▶ WHAT TO WORK ON
Restate all of the entries exactly, dropping any pictures they hold.

------ DATA TO USE ------

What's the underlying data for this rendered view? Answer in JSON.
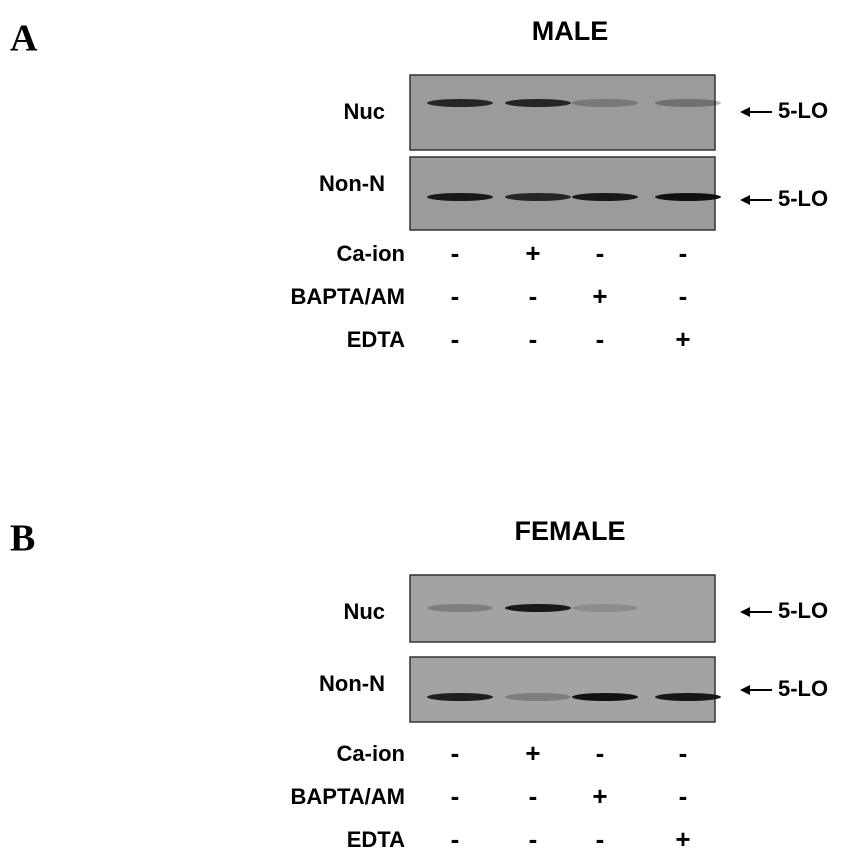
{
  "panels": [
    {
      "label": "A",
      "title": "MALE",
      "blots": [
        {
          "label": "Nuc",
          "marker": "5-LO"
        },
        {
          "label": "Non-N",
          "marker": "5-LO"
        }
      ],
      "treatments": [
        {
          "name": "Ca-ion",
          "lanes": [
            "-",
            "+",
            "-",
            "-"
          ]
        },
        {
          "name": "BAPTA/AM",
          "lanes": [
            "-",
            "-",
            "+",
            "-"
          ]
        },
        {
          "name": "EDTA",
          "lanes": [
            "-",
            "-",
            "-",
            "+"
          ]
        }
      ]
    },
    {
      "label": "B",
      "title": "FEMALE",
      "blots": [
        {
          "label": "Nuc",
          "marker": "5-LO"
        },
        {
          "label": "Non-N",
          "marker": "5-LO"
        }
      ],
      "treatments": [
        {
          "name": "Ca-ion",
          "lanes": [
            "-",
            "+",
            "-",
            "-"
          ]
        },
        {
          "name": "BAPTA/AM",
          "lanes": [
            "-",
            "-",
            "+",
            "-"
          ]
        },
        {
          "name": "EDTA",
          "lanes": [
            "-",
            "-",
            "-",
            "+"
          ]
        }
      ]
    }
  ]
}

------

▶ FINAL RESULT
What's the underlying data for this rendered view? Answer in JSON.
{
  "panels": [
    {
      "label": "A",
      "title": "MALE",
      "blots": [
        {
          "label": "Nuc",
          "marker": "5-LO"
        },
        {
          "label": "Non-N",
          "marker": "5-LO"
        }
      ],
      "treatments": [
        {
          "name": "Ca-ion",
          "lanes": [
            "-",
            "+",
            "-",
            "-"
          ]
        },
        {
          "name": "BAPTA/AM",
          "lanes": [
            "-",
            "-",
            "+",
            "-"
          ]
        },
        {
          "name": "EDTA",
          "lanes": [
            "-",
            "-",
            "-",
            "+"
          ]
        }
      ]
    },
    {
      "label": "B",
      "title": "FEMALE",
      "blots": [
        {
          "label": "Nuc",
          "marker": "5-LO"
        },
        {
          "label": "Non-N",
          "marker": "5-LO"
        }
      ],
      "treatments": [
        {
          "name": "Ca-ion",
          "lanes": [
            "-",
            "+",
            "-",
            "-"
          ]
        },
        {
          "name": "BAPTA/AM",
          "lanes": [
            "-",
            "-",
            "+",
            "-"
          ]
        },
        {
          "name": "EDTA",
          "lanes": [
            "-",
            "-",
            "-",
            "+"
          ]
        }
      ]
    }
  ]
}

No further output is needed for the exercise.